start Dataset entries
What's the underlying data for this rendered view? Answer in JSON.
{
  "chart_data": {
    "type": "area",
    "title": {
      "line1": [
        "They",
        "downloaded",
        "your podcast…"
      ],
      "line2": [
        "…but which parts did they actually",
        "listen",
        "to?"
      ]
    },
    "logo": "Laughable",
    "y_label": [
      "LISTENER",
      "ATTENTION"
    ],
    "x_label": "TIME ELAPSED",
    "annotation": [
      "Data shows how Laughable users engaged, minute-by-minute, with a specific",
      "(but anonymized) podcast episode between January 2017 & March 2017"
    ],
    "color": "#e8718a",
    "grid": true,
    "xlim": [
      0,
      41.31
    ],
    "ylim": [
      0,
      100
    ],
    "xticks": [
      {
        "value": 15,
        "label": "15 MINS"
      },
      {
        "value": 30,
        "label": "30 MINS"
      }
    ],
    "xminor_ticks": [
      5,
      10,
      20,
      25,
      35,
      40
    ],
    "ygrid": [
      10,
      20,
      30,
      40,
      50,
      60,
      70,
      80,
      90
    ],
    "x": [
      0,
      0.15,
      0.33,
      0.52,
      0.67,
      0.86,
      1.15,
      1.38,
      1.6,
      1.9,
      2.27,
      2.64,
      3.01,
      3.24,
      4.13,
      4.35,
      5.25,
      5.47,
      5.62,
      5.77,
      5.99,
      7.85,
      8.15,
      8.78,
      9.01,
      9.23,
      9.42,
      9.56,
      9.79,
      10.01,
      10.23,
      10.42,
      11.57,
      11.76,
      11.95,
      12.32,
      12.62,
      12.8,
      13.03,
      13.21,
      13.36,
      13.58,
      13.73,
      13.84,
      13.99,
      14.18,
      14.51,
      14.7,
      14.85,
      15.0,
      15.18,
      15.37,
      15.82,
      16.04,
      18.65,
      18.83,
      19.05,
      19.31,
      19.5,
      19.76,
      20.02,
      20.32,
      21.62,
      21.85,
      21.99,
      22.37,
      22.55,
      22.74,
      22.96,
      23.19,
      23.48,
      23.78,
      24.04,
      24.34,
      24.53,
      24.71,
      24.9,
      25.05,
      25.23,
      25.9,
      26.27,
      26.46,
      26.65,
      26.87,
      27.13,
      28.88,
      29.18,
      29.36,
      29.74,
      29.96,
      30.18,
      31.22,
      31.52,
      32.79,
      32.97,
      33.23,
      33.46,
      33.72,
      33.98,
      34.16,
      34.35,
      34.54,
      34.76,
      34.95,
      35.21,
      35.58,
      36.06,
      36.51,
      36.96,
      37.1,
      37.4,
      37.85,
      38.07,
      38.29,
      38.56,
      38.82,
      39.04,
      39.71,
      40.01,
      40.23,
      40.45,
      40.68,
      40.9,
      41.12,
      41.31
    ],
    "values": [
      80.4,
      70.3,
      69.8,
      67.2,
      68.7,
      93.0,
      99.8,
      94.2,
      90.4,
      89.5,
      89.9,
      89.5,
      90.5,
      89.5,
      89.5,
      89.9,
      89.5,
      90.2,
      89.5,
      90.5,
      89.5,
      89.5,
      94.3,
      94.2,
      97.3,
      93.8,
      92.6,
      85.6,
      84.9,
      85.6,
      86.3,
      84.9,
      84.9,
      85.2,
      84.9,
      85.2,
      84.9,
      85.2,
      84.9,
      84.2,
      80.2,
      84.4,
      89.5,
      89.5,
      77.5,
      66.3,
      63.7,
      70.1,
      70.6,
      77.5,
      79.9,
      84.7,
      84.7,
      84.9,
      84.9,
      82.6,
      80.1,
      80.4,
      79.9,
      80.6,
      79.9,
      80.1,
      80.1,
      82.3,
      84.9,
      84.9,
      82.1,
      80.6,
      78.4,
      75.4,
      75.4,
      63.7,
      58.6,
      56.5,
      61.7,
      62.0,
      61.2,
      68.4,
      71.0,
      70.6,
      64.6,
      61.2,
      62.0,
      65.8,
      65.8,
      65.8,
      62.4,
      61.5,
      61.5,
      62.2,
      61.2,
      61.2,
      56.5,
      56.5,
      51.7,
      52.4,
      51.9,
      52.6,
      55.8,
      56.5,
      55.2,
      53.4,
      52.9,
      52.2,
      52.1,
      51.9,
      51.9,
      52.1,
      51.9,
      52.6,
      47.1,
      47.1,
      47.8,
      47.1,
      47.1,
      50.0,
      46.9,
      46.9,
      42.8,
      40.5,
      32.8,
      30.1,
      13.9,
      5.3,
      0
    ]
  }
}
end Dataset entries
(Task to carry out) Pull every line containing the word "podcast" out of the material.

(Final answer)
        "your podcast…"
      "(but anonymized) podcast episode between January 2017 & March 2017"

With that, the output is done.